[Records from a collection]
** START **

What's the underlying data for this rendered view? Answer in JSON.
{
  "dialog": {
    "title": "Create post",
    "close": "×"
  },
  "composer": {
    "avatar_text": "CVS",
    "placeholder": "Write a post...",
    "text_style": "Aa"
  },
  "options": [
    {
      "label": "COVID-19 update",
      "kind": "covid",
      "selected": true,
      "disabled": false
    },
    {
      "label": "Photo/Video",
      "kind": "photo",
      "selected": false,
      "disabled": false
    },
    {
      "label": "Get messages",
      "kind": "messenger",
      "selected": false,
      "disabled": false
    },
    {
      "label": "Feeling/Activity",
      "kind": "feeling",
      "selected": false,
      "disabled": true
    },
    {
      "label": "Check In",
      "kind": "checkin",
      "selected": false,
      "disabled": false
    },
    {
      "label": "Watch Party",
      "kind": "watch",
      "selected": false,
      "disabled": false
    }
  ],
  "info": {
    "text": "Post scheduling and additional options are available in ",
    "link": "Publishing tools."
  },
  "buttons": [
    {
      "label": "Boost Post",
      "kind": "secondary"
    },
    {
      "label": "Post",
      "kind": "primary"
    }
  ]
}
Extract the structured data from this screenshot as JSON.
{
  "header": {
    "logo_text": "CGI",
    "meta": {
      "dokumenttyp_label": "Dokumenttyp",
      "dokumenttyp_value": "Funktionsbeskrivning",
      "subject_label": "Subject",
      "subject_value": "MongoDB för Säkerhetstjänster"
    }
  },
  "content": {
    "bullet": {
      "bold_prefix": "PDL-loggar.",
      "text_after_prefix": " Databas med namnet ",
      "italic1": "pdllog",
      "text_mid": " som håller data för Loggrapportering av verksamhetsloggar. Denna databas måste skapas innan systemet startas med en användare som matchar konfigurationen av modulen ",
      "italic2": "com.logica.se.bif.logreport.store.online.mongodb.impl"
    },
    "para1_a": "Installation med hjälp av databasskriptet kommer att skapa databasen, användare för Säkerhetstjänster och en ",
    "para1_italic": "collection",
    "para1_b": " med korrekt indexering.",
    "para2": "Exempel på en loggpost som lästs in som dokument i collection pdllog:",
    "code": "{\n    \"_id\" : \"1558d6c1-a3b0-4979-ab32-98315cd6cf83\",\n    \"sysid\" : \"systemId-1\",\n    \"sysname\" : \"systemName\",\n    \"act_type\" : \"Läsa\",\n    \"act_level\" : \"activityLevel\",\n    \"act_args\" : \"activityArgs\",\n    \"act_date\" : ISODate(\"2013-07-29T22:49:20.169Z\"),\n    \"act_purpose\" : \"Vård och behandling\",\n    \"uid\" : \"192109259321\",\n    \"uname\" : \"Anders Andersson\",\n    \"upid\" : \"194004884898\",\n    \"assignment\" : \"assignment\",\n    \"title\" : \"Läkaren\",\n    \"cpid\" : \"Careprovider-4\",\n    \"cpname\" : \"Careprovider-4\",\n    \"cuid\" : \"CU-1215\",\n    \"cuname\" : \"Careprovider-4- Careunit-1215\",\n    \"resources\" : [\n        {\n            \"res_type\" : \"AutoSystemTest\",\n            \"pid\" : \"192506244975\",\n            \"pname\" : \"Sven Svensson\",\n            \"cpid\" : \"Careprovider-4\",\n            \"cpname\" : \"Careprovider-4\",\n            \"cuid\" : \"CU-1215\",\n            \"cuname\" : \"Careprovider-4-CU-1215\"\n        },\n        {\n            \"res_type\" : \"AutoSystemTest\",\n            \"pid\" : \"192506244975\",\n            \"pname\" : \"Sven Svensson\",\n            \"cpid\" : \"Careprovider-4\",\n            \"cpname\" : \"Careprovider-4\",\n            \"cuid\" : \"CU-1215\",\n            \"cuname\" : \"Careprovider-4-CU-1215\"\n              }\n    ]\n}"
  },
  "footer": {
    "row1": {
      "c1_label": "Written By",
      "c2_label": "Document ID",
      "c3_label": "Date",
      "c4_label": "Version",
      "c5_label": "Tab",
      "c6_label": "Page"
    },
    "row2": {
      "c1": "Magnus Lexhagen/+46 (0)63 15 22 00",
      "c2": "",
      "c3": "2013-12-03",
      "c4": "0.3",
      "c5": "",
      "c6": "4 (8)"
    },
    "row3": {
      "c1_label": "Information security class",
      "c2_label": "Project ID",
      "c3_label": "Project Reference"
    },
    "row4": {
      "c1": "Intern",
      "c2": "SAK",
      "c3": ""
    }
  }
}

** END **

• Instructions for the task:
From the entries above, copy each line holding "this".

• Worked answer:
What's the underlying data for this rendered view? Answer in JSON.
Extract the structured data from this screenshot as JSON.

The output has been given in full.